> [Set problem]
Write out all of the entries exactly as given.

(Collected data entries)
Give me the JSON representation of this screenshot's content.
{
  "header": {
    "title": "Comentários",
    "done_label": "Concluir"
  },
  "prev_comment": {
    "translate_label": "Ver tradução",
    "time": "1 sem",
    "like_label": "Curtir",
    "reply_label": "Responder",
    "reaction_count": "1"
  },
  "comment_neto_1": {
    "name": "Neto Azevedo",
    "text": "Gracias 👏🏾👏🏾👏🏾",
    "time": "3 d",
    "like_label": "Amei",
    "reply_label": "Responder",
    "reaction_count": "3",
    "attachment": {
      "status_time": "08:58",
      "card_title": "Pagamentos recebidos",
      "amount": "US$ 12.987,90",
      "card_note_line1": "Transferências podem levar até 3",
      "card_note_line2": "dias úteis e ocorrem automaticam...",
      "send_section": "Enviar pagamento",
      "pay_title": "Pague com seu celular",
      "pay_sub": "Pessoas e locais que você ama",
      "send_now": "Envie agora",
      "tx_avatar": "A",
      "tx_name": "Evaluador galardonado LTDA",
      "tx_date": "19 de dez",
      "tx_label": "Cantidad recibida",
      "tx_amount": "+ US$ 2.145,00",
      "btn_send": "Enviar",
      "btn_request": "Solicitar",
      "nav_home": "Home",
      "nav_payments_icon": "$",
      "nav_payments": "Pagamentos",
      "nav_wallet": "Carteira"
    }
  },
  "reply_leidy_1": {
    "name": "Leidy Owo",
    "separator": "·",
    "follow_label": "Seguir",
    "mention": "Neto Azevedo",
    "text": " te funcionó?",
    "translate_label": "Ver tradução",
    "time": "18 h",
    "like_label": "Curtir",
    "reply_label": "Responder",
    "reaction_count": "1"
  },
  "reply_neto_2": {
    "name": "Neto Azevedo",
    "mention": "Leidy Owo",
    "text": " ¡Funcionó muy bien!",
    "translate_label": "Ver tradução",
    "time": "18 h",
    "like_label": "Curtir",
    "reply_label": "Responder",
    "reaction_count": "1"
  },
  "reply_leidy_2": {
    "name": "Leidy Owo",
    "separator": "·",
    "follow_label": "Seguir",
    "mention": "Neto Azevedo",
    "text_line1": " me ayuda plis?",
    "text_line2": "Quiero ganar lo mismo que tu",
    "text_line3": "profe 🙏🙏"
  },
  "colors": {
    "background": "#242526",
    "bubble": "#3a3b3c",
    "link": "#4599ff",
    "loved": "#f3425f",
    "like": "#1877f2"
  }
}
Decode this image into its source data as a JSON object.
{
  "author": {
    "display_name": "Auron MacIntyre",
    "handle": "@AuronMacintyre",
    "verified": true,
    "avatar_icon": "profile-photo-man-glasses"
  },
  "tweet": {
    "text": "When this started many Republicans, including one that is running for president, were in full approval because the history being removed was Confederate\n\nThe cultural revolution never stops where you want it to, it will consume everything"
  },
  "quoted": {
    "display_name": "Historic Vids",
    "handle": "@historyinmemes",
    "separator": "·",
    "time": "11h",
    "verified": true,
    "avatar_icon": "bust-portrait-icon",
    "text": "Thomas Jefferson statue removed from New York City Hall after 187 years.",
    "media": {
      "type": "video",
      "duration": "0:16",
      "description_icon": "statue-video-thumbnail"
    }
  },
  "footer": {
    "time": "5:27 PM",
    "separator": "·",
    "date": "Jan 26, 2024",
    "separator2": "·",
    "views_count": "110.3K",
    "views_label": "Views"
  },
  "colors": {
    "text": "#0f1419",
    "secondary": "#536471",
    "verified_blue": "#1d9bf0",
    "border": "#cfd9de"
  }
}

> [Written reply]
Give me the JSON representation of this screenshot's content.
{
  "header": {
    "title": "Comentários",
    "done_label": "Concluir"
  },
  "prev_comment": {
    "translate_label": "Ver tradução",
    "time": "1 sem",
    "like_label": "Curtir",
    "reply_label": "Responder",
    "reaction_count": "1"
  },
  "comment_neto_1": {
    "name": "Neto Azevedo",
    "text": "Gracias 👏🏾👏🏾👏🏾",
    "time": "3 d",
    "like_label": "Amei",
    "reply_label": "Responder",
    "reaction_count": "3",
    "attachment": {
      "status_time": "08:58",
      "card_title": "Pagamentos recebidos",
      "amount": "US$ 12.987,90",
      "card_note_line1": "Transferências podem levar até 3",
      "card_note_line2": "dias úteis e ocorrem automaticam...",
      "send_section": "Enviar pagamento",
      "pay_title": "Pague com seu celular",
      "pay_sub": "Pessoas e locais que você ama",
      "send_now": "Envie agora",
      "tx_avatar": "A",
      "tx_name": "Evaluador galardonado LTDA",
      "tx_date": "19 de dez",
      "tx_label": "Cantidad recibida",
      "tx_amount": "+ US$ 2.145,00",
      "btn_send": "Enviar",
      "btn_request": "Solicitar",
      "nav_home": "Home",
      "nav_payments_icon": "$",
      "nav_payments": "Pagamentos",
      "nav_wallet": "Carteira"
    }
  },
  "reply_leidy_1": {
    "name": "Leidy Owo",
    "separator": "·",
    "follow_label": "Seguir",
    "mention": "Neto Azevedo",
    "text": " te funcionó?",
    "translate_label": "Ver tradução",
    "time": "18 h",
    "like_label": "Curtir",
    "reply_label": "Responder",
    "reaction_count": "1"
  },
  "reply_neto_2": {
    "name": "Neto Azevedo",
    "mention": "Leidy Owo",
    "text": " ¡Funcionó muy bien!",
    "translate_label": "Ver tradução",
    "time": "18 h",
    "like_label": "Curtir",
    "reply_label": "Responder",
    "reaction_count": "1"
  },
  "reply_leidy_2": {
    "name": "Leidy Owo",
    "separator": "·",
    "follow_label": "Seguir",
    "mention": "Neto Azevedo",
    "text_line1": " me ayuda plis?",
    "text_line2": "Quiero ganar lo mismo que tu",
    "text_line3": "profe 🙏🙏"
  },
  "colors": {
    "background": "#242526",
    "bubble": "#3a3b3c",
    "link": "#4599ff",
    "loved": "#f3425f",
    "like": "#1877f2"
  }
}
Decode this image into its source data as a JSON object.
{
  "author": {
    "display_name": "Auron MacIntyre",
    "handle": "@AuronMacintyre",
    "verified": true,
    "avatar_icon": "profile-photo-man-glasses"
  },
  "tweet": {
    "text": "When this started many Republicans, including one that is running for president, were in full approval because the history being removed was Confederate\n\nThe cultural revolution never stops where you want it to, it will consume everything"
  },
  "quoted": {
    "display_name": "Historic Vids",
    "handle": "@historyinmemes",
    "separator": "·",
    "time": "11h",
    "verified": true,
    "avatar_icon": "bust-portrait-icon",
    "text": "Thomas Jefferson statue removed from New York City Hall after 187 years.",
    "media": {
      "type": "video",
      "duration": "0:16",
      "description_icon": "statue-video-thumbnail"
    }
  },
  "footer": {
    "time": "5:27 PM",
    "separator": "·",
    "date": "Jan 26, 2024",
    "separator2": "·",
    "views_count": "110.3K",
    "views_label": "Views"
  },
  "colors": {
    "text": "#0f1419",
    "secondary": "#536471",
    "verified_blue": "#1d9bf0",
    "border": "#cfd9de"
  }
}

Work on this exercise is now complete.